* _AIM OF THE TASK_:
Select and reproduce each line of the listing below that bears the string "time".

--- start of MATERIAL ---

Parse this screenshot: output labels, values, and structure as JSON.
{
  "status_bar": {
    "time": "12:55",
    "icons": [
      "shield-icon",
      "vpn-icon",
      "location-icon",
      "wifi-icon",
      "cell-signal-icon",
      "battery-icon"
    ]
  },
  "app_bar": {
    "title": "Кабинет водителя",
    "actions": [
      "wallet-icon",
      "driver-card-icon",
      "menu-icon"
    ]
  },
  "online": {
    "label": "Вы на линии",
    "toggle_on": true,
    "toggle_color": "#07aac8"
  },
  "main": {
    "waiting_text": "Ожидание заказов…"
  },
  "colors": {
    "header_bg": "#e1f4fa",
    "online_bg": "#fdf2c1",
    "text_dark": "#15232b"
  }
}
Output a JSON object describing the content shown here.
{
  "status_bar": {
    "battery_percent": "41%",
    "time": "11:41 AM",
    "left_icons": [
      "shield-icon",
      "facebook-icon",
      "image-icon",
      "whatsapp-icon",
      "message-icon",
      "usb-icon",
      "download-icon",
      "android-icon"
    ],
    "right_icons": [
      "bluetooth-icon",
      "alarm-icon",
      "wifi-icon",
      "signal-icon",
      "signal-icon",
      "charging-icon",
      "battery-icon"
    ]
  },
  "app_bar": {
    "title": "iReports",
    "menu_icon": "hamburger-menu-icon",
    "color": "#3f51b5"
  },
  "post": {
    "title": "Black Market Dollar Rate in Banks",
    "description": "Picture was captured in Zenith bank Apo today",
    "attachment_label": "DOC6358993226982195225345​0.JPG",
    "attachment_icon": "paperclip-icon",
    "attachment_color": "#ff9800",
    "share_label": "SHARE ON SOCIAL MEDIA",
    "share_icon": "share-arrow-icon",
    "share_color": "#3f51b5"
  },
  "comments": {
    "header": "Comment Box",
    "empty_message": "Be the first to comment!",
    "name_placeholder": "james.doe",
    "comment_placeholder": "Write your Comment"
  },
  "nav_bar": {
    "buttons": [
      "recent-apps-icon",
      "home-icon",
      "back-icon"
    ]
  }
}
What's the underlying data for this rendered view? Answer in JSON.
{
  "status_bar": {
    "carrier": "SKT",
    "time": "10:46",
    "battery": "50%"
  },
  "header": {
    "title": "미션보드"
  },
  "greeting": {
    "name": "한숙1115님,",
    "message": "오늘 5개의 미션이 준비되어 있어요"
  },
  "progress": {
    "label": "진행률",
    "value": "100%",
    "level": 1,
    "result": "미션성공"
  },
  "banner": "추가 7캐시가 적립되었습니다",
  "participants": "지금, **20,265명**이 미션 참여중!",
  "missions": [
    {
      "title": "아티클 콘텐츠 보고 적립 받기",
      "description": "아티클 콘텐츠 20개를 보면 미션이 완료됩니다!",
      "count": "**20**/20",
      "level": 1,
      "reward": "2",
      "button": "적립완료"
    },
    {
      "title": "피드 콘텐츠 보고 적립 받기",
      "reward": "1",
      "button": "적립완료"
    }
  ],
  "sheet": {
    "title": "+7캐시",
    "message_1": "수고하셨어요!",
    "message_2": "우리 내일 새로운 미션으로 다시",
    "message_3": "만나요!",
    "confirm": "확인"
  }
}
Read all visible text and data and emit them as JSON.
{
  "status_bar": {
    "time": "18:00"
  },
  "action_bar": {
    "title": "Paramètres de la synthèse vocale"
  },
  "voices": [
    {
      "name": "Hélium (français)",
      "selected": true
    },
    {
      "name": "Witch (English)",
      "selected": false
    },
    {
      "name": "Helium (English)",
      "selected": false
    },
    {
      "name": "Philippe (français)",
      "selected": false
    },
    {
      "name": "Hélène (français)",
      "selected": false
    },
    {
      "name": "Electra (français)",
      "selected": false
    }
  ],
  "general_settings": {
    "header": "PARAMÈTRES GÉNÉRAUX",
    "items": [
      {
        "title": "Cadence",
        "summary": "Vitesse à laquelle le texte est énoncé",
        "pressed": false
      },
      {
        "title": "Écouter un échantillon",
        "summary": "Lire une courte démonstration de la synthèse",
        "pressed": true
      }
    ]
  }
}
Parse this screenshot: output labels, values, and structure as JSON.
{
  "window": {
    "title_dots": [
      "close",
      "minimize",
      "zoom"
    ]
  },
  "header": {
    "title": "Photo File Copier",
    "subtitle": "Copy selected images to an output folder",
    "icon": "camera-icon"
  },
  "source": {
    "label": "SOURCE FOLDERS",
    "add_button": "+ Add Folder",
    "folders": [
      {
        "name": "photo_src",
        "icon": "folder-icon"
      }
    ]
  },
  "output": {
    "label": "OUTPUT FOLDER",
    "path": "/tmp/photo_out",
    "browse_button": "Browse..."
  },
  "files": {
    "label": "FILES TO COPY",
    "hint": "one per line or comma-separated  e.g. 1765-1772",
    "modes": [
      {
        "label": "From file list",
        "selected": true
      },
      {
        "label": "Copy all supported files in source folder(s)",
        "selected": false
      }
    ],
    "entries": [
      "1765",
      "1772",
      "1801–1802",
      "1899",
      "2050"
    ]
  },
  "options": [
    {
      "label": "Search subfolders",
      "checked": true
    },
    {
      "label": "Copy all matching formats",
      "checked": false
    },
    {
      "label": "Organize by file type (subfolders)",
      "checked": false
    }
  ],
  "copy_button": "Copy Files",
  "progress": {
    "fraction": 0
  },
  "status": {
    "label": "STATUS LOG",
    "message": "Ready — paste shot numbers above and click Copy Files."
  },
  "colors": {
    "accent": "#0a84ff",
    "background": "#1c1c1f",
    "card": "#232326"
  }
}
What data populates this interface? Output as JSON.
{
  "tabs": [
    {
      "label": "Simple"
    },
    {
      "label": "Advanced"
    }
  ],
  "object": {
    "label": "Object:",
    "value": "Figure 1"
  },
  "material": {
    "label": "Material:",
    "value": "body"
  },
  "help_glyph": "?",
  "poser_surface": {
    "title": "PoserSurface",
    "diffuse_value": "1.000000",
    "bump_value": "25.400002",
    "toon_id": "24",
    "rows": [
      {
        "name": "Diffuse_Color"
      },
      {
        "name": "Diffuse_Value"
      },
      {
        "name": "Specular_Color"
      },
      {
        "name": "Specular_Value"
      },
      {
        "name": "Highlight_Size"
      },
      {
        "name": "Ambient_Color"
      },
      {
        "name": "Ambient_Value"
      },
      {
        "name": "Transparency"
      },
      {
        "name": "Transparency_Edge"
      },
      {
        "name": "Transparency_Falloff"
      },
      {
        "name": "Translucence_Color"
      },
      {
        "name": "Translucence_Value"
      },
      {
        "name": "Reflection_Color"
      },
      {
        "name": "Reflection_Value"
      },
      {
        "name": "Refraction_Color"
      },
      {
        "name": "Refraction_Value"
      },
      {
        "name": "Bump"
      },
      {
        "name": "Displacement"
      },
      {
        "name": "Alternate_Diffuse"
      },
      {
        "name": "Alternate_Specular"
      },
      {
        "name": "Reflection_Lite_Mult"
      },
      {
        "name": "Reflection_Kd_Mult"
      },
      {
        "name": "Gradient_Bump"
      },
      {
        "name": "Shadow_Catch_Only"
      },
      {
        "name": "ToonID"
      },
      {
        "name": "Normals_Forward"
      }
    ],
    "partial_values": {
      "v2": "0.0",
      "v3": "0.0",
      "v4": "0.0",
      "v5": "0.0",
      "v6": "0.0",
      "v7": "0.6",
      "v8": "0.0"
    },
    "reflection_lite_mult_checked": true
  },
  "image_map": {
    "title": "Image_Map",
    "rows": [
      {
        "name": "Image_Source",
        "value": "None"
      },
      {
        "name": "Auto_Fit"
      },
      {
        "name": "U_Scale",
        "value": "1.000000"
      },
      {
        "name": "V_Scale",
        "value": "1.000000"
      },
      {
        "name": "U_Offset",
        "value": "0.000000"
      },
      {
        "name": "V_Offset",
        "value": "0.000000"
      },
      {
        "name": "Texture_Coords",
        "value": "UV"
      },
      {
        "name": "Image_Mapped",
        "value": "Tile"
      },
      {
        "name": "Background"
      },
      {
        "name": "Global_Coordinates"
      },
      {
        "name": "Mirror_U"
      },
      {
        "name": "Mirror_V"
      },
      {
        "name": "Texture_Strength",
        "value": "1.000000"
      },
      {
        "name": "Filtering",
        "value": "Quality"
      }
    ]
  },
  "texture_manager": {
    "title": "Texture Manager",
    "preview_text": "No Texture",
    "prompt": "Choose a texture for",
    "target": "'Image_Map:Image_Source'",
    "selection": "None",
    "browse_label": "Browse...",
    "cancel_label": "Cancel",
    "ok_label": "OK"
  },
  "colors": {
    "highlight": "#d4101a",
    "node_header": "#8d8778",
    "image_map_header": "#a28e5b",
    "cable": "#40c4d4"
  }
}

--- end of MATERIAL ---

* _COMPLETE RESPONSE_:
    "time": "12:55",
    "time": "11:41 AM",
    "time": "10:46",
    "time": "18:00"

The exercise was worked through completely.